- Task goal
Go through the records line by line and work out how many lines hold the word "force". Answer with the number only.

- Data section
§ §

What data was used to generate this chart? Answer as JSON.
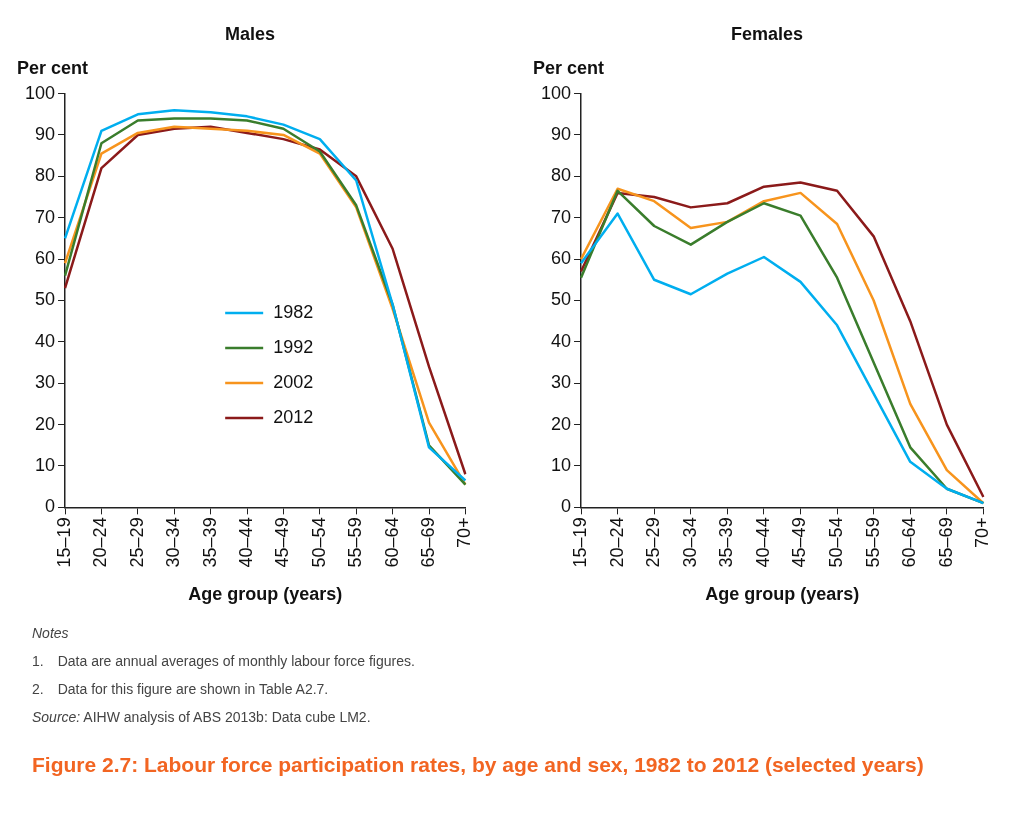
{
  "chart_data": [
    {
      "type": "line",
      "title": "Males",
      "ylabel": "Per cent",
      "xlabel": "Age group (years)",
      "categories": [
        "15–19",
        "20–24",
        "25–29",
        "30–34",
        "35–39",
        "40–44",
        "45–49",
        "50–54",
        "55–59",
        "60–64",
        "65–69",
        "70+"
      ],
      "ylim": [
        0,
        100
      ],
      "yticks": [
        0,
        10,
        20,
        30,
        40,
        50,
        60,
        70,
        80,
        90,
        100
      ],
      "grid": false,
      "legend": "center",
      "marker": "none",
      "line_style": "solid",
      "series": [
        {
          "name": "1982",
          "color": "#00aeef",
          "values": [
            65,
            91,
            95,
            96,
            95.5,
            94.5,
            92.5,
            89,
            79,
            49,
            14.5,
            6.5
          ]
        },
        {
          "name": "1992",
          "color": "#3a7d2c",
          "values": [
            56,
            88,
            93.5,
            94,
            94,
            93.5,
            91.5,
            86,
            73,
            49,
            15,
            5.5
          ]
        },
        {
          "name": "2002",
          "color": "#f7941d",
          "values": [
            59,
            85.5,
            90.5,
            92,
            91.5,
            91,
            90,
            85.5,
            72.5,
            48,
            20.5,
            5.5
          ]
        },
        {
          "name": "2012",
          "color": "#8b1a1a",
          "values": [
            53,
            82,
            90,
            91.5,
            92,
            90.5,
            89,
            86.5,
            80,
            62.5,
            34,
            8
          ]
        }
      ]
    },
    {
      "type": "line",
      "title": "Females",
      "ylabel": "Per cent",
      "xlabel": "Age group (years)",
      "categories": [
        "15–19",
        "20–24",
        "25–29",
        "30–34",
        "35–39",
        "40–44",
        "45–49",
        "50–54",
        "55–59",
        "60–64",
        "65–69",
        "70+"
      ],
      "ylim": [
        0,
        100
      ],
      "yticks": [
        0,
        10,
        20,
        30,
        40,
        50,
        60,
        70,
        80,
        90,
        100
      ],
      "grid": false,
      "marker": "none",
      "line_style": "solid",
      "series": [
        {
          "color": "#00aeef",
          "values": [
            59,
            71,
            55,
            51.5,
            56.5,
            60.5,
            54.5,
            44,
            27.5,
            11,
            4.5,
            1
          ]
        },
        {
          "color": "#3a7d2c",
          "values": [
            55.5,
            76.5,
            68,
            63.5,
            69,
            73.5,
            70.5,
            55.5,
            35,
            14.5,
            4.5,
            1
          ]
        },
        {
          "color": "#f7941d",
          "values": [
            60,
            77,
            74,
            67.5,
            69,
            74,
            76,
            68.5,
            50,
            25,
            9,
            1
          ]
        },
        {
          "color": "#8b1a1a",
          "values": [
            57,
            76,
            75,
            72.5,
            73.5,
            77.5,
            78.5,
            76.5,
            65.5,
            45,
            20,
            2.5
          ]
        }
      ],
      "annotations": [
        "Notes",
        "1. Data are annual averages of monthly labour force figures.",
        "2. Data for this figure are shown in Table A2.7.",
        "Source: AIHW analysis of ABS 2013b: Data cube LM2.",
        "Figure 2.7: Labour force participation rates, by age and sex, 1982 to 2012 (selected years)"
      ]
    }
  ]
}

§ §

- Solution to this task
2